(Requirements) Copy each line with the word "controllers" in it.

Data items:
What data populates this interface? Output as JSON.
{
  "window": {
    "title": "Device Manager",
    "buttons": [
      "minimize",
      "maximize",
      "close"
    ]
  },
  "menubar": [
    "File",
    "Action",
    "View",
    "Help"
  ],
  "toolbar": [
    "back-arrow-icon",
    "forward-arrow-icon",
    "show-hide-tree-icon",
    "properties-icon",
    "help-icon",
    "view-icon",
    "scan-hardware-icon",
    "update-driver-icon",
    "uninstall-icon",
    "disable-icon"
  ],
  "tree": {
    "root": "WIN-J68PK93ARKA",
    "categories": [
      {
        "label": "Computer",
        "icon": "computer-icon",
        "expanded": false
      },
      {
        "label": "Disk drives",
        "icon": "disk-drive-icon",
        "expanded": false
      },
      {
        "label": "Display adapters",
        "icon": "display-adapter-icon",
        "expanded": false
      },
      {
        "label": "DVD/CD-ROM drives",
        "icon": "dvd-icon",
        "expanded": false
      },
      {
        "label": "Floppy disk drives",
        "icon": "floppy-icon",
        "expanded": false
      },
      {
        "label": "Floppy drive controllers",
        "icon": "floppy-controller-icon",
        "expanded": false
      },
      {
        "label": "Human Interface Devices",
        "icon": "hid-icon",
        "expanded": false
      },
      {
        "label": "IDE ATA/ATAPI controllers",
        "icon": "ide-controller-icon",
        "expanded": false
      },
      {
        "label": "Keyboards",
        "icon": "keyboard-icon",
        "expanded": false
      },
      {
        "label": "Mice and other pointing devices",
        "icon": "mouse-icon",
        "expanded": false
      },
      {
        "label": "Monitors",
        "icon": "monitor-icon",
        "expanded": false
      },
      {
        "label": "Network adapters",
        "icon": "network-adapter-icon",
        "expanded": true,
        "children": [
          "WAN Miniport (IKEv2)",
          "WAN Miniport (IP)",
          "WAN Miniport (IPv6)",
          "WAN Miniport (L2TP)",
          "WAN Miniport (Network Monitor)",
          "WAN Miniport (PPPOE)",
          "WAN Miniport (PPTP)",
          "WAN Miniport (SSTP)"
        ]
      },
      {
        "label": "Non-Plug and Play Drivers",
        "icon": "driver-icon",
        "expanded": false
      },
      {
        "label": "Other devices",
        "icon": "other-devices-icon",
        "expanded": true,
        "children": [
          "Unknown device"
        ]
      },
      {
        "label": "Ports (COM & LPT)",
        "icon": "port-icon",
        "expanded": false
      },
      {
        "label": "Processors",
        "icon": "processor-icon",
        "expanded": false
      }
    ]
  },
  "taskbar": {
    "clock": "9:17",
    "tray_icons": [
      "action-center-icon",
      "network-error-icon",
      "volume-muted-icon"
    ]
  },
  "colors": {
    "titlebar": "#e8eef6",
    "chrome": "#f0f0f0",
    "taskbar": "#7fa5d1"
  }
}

---

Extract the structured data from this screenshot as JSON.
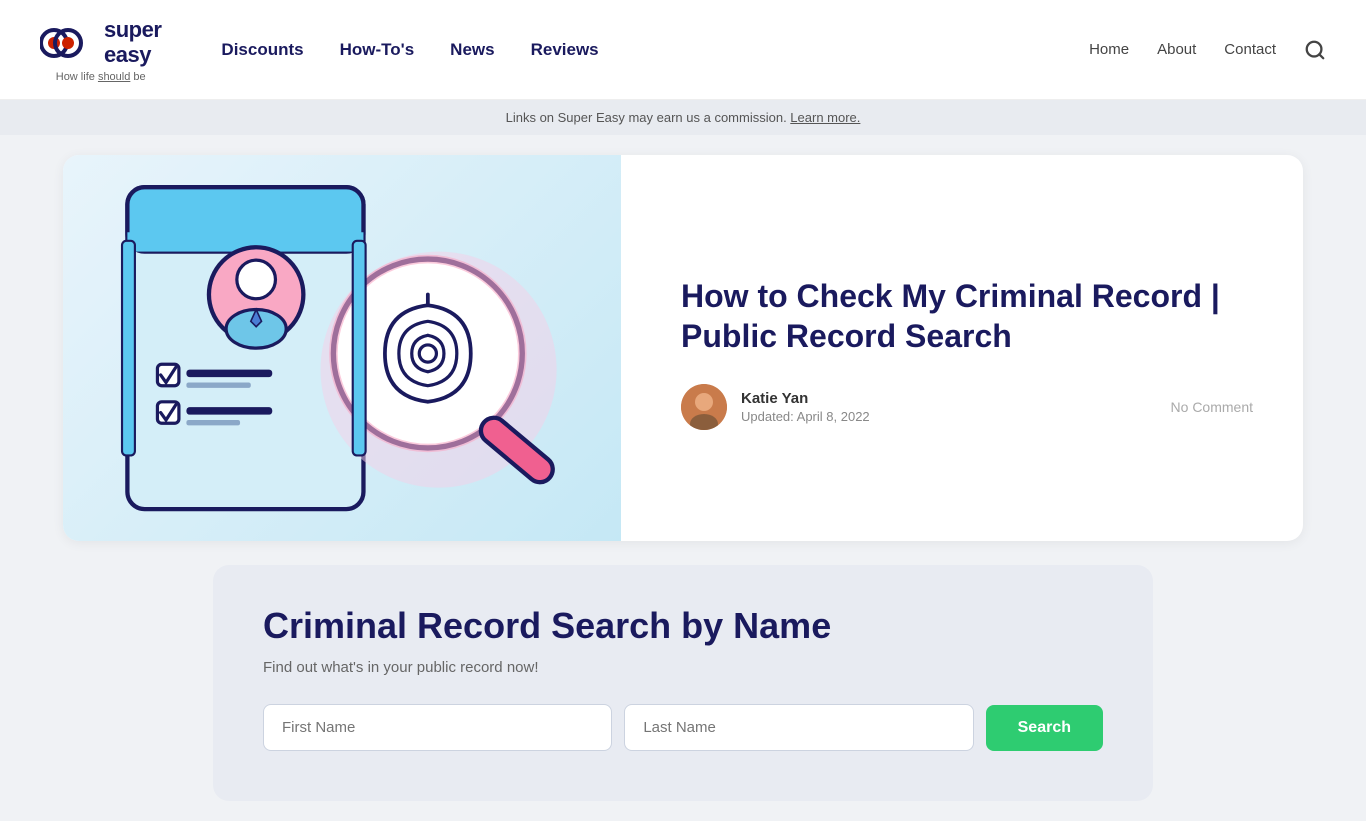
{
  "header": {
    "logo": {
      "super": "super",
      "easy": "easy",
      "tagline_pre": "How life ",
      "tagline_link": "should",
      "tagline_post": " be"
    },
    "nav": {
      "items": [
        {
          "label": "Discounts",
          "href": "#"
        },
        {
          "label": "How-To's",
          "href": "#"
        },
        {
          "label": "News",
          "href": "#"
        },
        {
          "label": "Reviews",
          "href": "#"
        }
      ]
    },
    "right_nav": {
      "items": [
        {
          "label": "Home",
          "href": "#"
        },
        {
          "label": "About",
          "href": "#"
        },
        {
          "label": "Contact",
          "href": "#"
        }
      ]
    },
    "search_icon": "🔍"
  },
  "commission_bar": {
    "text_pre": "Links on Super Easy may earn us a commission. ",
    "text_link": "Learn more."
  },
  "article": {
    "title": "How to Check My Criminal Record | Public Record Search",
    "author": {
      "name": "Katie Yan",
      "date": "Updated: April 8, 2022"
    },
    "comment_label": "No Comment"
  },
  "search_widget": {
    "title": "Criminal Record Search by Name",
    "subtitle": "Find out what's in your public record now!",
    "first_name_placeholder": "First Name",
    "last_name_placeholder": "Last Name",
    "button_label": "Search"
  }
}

(The reply)
        "label": "Floppy drive controllers",
        "label": "IDE ATA/ATAPI controllers",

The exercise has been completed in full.